───── Data rows ─────
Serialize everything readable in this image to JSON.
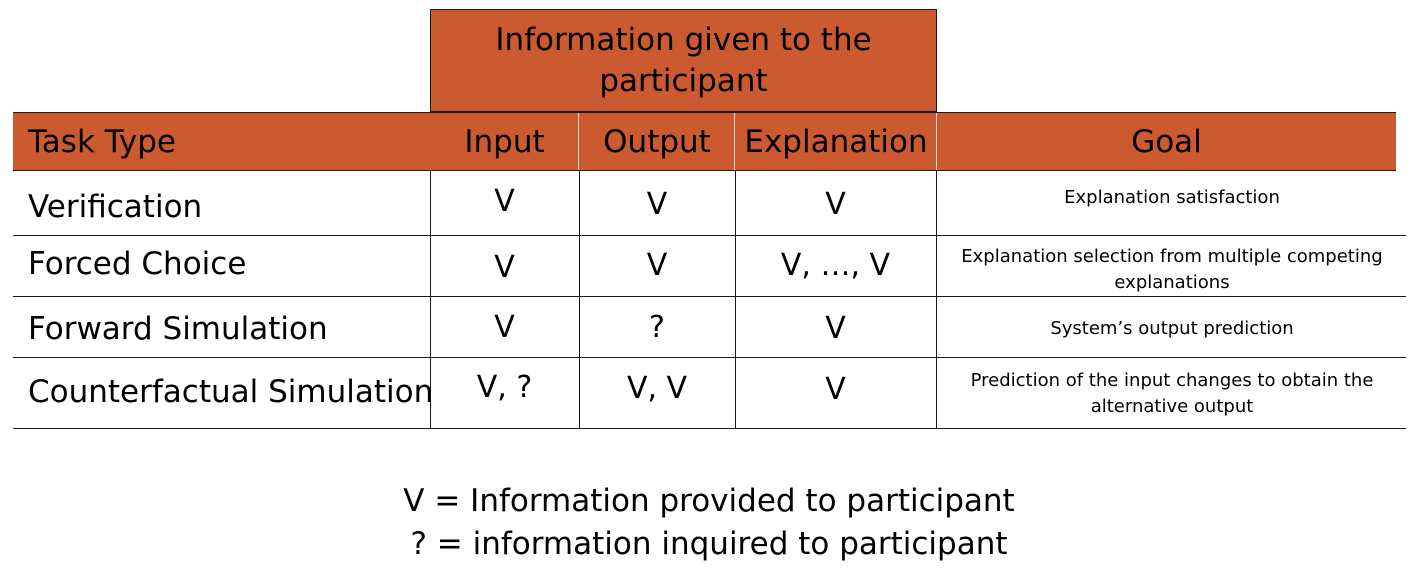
{
  "table": {
    "super_header": "Information given to the participant",
    "headers": {
      "task_type": "Task Type",
      "input": "Input",
      "output": "Output",
      "explanation": "Explanation",
      "goal": "Goal"
    },
    "rows": [
      {
        "task": "Verification",
        "input": "V",
        "output": "V",
        "explanation": "V",
        "goal": "Explanation satisfaction"
      },
      {
        "task": "Forced Choice",
        "input": "V",
        "output": "V",
        "explanation": "V, …, V",
        "goal": "Explanation selection from multiple competing explanations"
      },
      {
        "task": "Forward Simulation",
        "input": "V",
        "output": "?",
        "explanation": "V",
        "goal": "System’s output prediction"
      },
      {
        "task": "Counterfactual Simulation",
        "input": "V, ?",
        "output": "V, V",
        "explanation": "V",
        "goal": "Prediction of the input changes to obtain the alternative output"
      }
    ]
  },
  "legend": {
    "line1": "V = Information provided to participant",
    "line2": "? = information inquired to participant"
  },
  "colors": {
    "header_fill": "#cc5a30",
    "rule": "#1a1a1a"
  }
}
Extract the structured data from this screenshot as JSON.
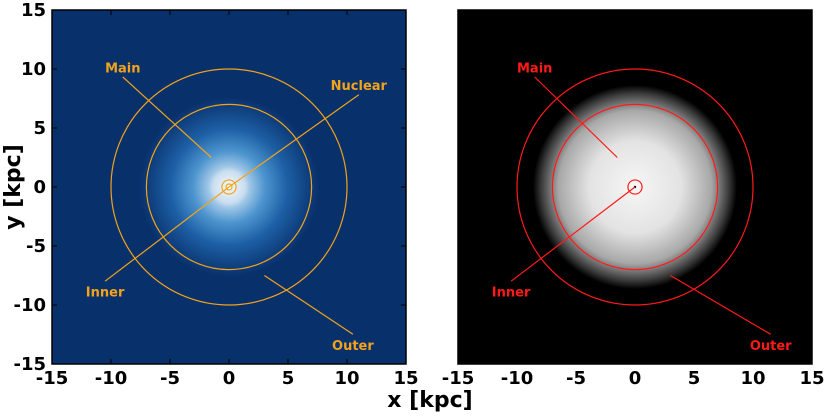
{
  "chart_data": [
    {
      "type": "heatmap",
      "xlabel": "x [kpc]",
      "ylabel": "y [kpc]",
      "xlim": [
        -15,
        15
      ],
      "ylim": [
        -15,
        15
      ],
      "xticks": [
        "-15",
        "-10",
        "-5",
        "0",
        "5",
        "10",
        "15"
      ],
      "yticks": [
        "-15",
        "-10",
        "-5",
        "0",
        "5",
        "10",
        "15"
      ],
      "annotation_color": "#f2a31b",
      "background_color": "#08306b",
      "rings_kpc": [
        0.6,
        7.0,
        10.0
      ],
      "annotations": [
        {
          "label": "Main",
          "text_at": [
            -9,
            10
          ],
          "points_to": [
            -1.5,
            2.5
          ]
        },
        {
          "label": "Nuclear",
          "text_at": [
            11,
            8.5
          ],
          "points_to": [
            0,
            0
          ]
        },
        {
          "label": "Inner",
          "text_at": [
            -10.5,
            -9
          ],
          "points_to": [
            0,
            0
          ]
        },
        {
          "label": "Outer",
          "text_at": [
            10.5,
            -13.5
          ],
          "points_to": [
            3,
            -7.5
          ]
        }
      ]
    },
    {
      "type": "heatmap",
      "xlabel": "",
      "ylabel": "",
      "xlim": [
        -15,
        15
      ],
      "ylim": [
        -15,
        15
      ],
      "xticks": [
        "-15",
        "-10",
        "-5",
        "0",
        "5",
        "10",
        "15"
      ],
      "annotation_color": "#ff1a1a",
      "background_color": "#000000",
      "rings_kpc": [
        0.6,
        7.0,
        10.0
      ],
      "annotations": [
        {
          "label": "Main",
          "text_at": [
            -8.5,
            10
          ],
          "points_to": [
            -1.5,
            2.5
          ]
        },
        {
          "label": "Inner",
          "text_at": [
            -10.5,
            -9
          ],
          "points_to": [
            0,
            0
          ]
        },
        {
          "label": "Outer",
          "text_at": [
            11.5,
            -13.5
          ],
          "points_to": [
            3,
            -7.5
          ]
        }
      ]
    }
  ]
}
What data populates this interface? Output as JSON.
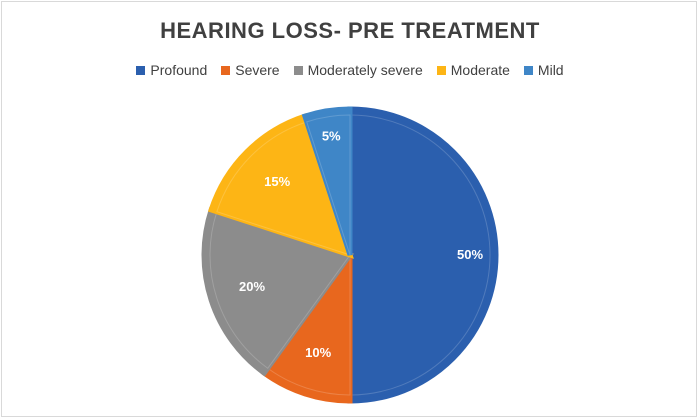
{
  "chart_data": {
    "type": "pie",
    "title": "HEARING LOSS- PRE TREATMENT",
    "categories": [
      "Profound",
      "Severe",
      "Moderately severe",
      "Moderate",
      "Mild"
    ],
    "values": [
      50,
      10,
      20,
      15,
      5
    ],
    "labels": [
      "50%",
      "10%",
      "20%",
      "15%",
      "5%"
    ],
    "colors": [
      "#2B5FAE",
      "#E8671E",
      "#8C8C8C",
      "#FDB515",
      "#3F86C7"
    ],
    "legend_position": "top"
  }
}
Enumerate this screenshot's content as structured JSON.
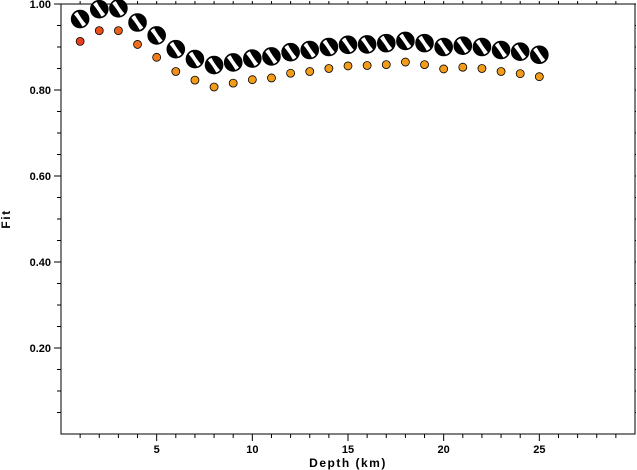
{
  "chart_data": {
    "type": "scatter",
    "title": "",
    "xlabel": "Depth (km)",
    "ylabel": "Fit",
    "xlim": [
      0,
      30
    ],
    "ylim": [
      0.0,
      1.0
    ],
    "x_ticks": [
      5,
      10,
      15,
      20,
      25
    ],
    "x_tick_labels": [
      "5",
      "10",
      "15",
      "20",
      "25"
    ],
    "y_ticks": [
      0.2,
      0.4,
      0.6,
      0.8,
      1.0
    ],
    "y_tick_labels": [
      "0.20",
      "0.40",
      "0.60",
      "0.80",
      "1.00"
    ],
    "grid": false,
    "legend": "none",
    "series": [
      {
        "marker": "focal-mechanism-beachball",
        "color": "#000000",
        "points": [
          {
            "x": 1,
            "y": 0.965
          },
          {
            "x": 2,
            "y": 0.988
          },
          {
            "x": 3,
            "y": 0.99
          },
          {
            "x": 4,
            "y": 0.957
          },
          {
            "x": 5,
            "y": 0.927
          },
          {
            "x": 6,
            "y": 0.895
          },
          {
            "x": 7,
            "y": 0.872
          },
          {
            "x": 8,
            "y": 0.858
          },
          {
            "x": 9,
            "y": 0.864
          },
          {
            "x": 10,
            "y": 0.873
          },
          {
            "x": 11,
            "y": 0.878
          },
          {
            "x": 12,
            "y": 0.888
          },
          {
            "x": 13,
            "y": 0.893
          },
          {
            "x": 14,
            "y": 0.9
          },
          {
            "x": 15,
            "y": 0.905
          },
          {
            "x": 16,
            "y": 0.906
          },
          {
            "x": 17,
            "y": 0.909
          },
          {
            "x": 18,
            "y": 0.914
          },
          {
            "x": 19,
            "y": 0.909
          },
          {
            "x": 20,
            "y": 0.9
          },
          {
            "x": 21,
            "y": 0.903
          },
          {
            "x": 22,
            "y": 0.9
          },
          {
            "x": 23,
            "y": 0.893
          },
          {
            "x": 24,
            "y": 0.889
          },
          {
            "x": 25,
            "y": 0.882
          }
        ]
      },
      {
        "marker": "circle",
        "color_start": "#e8401c",
        "color_end": "#f39c1a",
        "points": [
          {
            "x": 1,
            "y": 0.913
          },
          {
            "x": 2,
            "y": 0.938
          },
          {
            "x": 3,
            "y": 0.938
          },
          {
            "x": 4,
            "y": 0.906
          },
          {
            "x": 5,
            "y": 0.876
          },
          {
            "x": 6,
            "y": 0.843
          },
          {
            "x": 7,
            "y": 0.823
          },
          {
            "x": 8,
            "y": 0.807
          },
          {
            "x": 9,
            "y": 0.816
          },
          {
            "x": 10,
            "y": 0.824
          },
          {
            "x": 11,
            "y": 0.828
          },
          {
            "x": 12,
            "y": 0.839
          },
          {
            "x": 13,
            "y": 0.843
          },
          {
            "x": 14,
            "y": 0.85
          },
          {
            "x": 15,
            "y": 0.856
          },
          {
            "x": 16,
            "y": 0.857
          },
          {
            "x": 17,
            "y": 0.859
          },
          {
            "x": 18,
            "y": 0.865
          },
          {
            "x": 19,
            "y": 0.859
          },
          {
            "x": 20,
            "y": 0.849
          },
          {
            "x": 21,
            "y": 0.853
          },
          {
            "x": 22,
            "y": 0.85
          },
          {
            "x": 23,
            "y": 0.843
          },
          {
            "x": 24,
            "y": 0.838
          },
          {
            "x": 25,
            "y": 0.831
          }
        ]
      }
    ]
  }
}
─────
_Stated goal_
Leave the pictures out and write out every entry exactly as given.

_The result_
Serialize everything readable in this image to JSON.
{
  "table": {
    "super_header": "Information given to the participant",
    "headers": {
      "task_type": "Task Type",
      "input": "Input",
      "output": "Output",
      "explanation": "Explanation",
      "goal": "Goal"
    },
    "rows": [
      {
        "task": "Verification",
        "input": "V",
        "output": "V",
        "explanation": "V",
        "goal": "Explanation satisfaction"
      },
      {
        "task": "Forced Choice",
        "input": "V",
        "output": "V",
        "explanation": "V, …, V",
        "goal": "Explanation selection from multiple competing explanations"
      },
      {
        "task": "Forward Simulation",
        "input": "V",
        "output": "?",
        "explanation": "V",
        "goal": "System’s output prediction"
      },
      {
        "task": "Counterfactual Simulation",
        "input": "V, ?",
        "output": "V, V",
        "explanation": "V",
        "goal": "Prediction of the input changes to obtain the alternative output"
      }
    ]
  },
  "legend": {
    "line1": "V = Information provided to participant",
    "line2": "? = information inquired to participant"
  },
  "colors": {
    "header_fill": "#cc5a30",
    "rule": "#1a1a1a"
  }
}
Extract the structured data from this screenshot as JSON.
{
  "chart_data": [
    {
      "type": "heatmap",
      "xlabel": "x [kpc]",
      "ylabel": "y [kpc]",
      "xlim": [
        -15,
        15
      ],
      "ylim": [
        -15,
        15
      ],
      "xticks": [
        "-15",
        "-10",
        "-5",
        "0",
        "5",
        "10",
        "15"
      ],
      "yticks": [
        "-15",
        "-10",
        "-5",
        "0",
        "5",
        "10",
        "15"
      ],
      "annotation_color": "#f2a31b",
      "background_color": "#08306b",
      "rings_kpc": [
        0.6,
        7.0,
        10.0
      ],
      "annotations": [
        {
          "label": "Main",
          "text_at": [
            -9,
            10
          ],
          "points_to": [
            -1.5,
            2.5
          ]
        },
        {
          "label": "Nuclear",
          "text_at": [
            11,
            8.5
          ],
          "points_to": [
            0,
            0
          ]
        },
        {
          "label": "Inner",
          "text_at": [
            -10.5,
            -9
          ],
          "points_to": [
            0,
            0
          ]
        },
        {
          "label": "Outer",
          "text_at": [
            10.5,
            -13.5
          ],
          "points_to": [
            3,
            -7.5
          ]
        }
      ]
    },
    {
      "type": "heatmap",
      "xlabel": "",
      "ylabel": "",
      "xlim": [
        -15,
        15
      ],
      "ylim": [
        -15,
        15
      ],
      "xticks": [
        "-15",
        "-10",
        "-5",
        "0",
        "5",
        "10",
        "15"
      ],
      "annotation_color": "#ff1a1a",
      "background_color": "#000000",
      "rings_kpc": [
        0.6,
        7.0,
        10.0
      ],
      "annotations": [
        {
          "label": "Main",
          "text_at": [
            -8.5,
            10
          ],
          "points_to": [
            -1.5,
            2.5
          ]
        },
        {
          "label": "Inner",
          "text_at": [
            -10.5,
            -9
          ],
          "points_to": [
            0,
            0
          ]
        },
        {
          "label": "Outer",
          "text_at": [
            11.5,
            -13.5
          ],
          "points_to": [
            3,
            -7.5
          ]
        }
      ]
    }
  ]
}
What data populates this interface? Output as JSON.
{
  "chart_data": {
    "type": "pie",
    "title": "HEARING LOSS- PRE TREATMENT",
    "categories": [
      "Profound",
      "Severe",
      "Moderately severe",
      "Moderate",
      "Mild"
    ],
    "values": [
      50,
      10,
      20,
      15,
      5
    ],
    "labels": [
      "50%",
      "10%",
      "20%",
      "15%",
      "5%"
    ],
    "colors": [
      "#2B5FAE",
      "#E8671E",
      "#8C8C8C",
      "#FDB515",
      "#3F86C7"
    ],
    "legend_position": "top"
  }
}
Enumerate this screenshot's content as structured JSON.
{
  "chart_data": {
    "type": "scatter",
    "title": "",
    "xlabel": "Depth (km)",
    "ylabel": "Fit",
    "xlim": [
      0,
      30
    ],
    "ylim": [
      0.0,
      1.0
    ],
    "x_ticks": [
      5,
      10,
      15,
      20,
      25
    ],
    "x_tick_labels": [
      "5",
      "10",
      "15",
      "20",
      "25"
    ],
    "y_ticks": [
      0.2,
      0.4,
      0.6,
      0.8,
      1.0
    ],
    "y_tick_labels": [
      "0.20",
      "0.40",
      "0.60",
      "0.80",
      "1.00"
    ],
    "grid": false,
    "legend": "none",
    "series": [
      {
        "marker": "focal-mechanism-beachball",
        "color": "#000000",
        "points": [
          {
            "x": 1,
            "y": 0.965
          },
          {
            "x": 2,
            "y": 0.988
          },
          {
            "x": 3,
            "y": 0.99
          },
          {
            "x": 4,
            "y": 0.957
          },
          {
            "x": 5,
            "y": 0.927
          },
          {
            "x": 6,
            "y": 0.895
          },
          {
            "x": 7,
            "y": 0.872
          },
          {
            "x": 8,
            "y": 0.858
          },
          {
            "x": 9,
            "y": 0.864
          },
          {
            "x": 10,
            "y": 0.873
          },
          {
            "x": 11,
            "y": 0.878
          },
          {
            "x": 12,
            "y": 0.888
          },
          {
            "x": 13,
            "y": 0.893
          },
          {
            "x": 14,
            "y": 0.9
          },
          {
            "x": 15,
            "y": 0.905
          },
          {
            "x": 16,
            "y": 0.906
          },
          {
            "x": 17,
            "y": 0.909
          },
          {
            "x": 18,
            "y": 0.914
          },
          {
            "x": 19,
            "y": 0.909
          },
          {
            "x": 20,
            "y": 0.9
          },
          {
            "x": 21,
            "y": 0.903
          },
          {
            "x": 22,
            "y": 0.9
          },
          {
            "x": 23,
            "y": 0.893
          },
          {
            "x": 24,
            "y": 0.889
          },
          {
            "x": 25,
            "y": 0.882
          }
        ]
      },
      {
        "marker": "circle",
        "color_start": "#e8401c",
        "color_end": "#f39c1a",
        "points": [
          {
            "x": 1,
            "y": 0.913
          },
          {
            "x": 2,
            "y": 0.938
          },
          {
            "x": 3,
            "y": 0.938
          },
          {
            "x": 4,
            "y": 0.906
          },
          {
            "x": 5,
            "y": 0.876
          },
          {
            "x": 6,
            "y": 0.843
          },
          {
            "x": 7,
            "y": 0.823
          },
          {
            "x": 8,
            "y": 0.807
          },
          {
            "x": 9,
            "y": 0.816
          },
          {
            "x": 10,
            "y": 0.824
          },
          {
            "x": 11,
            "y": 0.828
          },
          {
            "x": 12,
            "y": 0.839
          },
          {
            "x": 13,
            "y": 0.843
          },
          {
            "x": 14,
            "y": 0.85
          },
          {
            "x": 15,
            "y": 0.856
          },
          {
            "x": 16,
            "y": 0.857
          },
          {
            "x": 17,
            "y": 0.859
          },
          {
            "x": 18,
            "y": 0.865
          },
          {
            "x": 19,
            "y": 0.859
          },
          {
            "x": 20,
            "y": 0.849
          },
          {
            "x": 21,
            "y": 0.853
          },
          {
            "x": 22,
            "y": 0.85
          },
          {
            "x": 23,
            "y": 0.843
          },
          {
            "x": 24,
            "y": 0.838
          },
          {
            "x": 25,
            "y": 0.831
          }
        ]
      }
    ]
  }
}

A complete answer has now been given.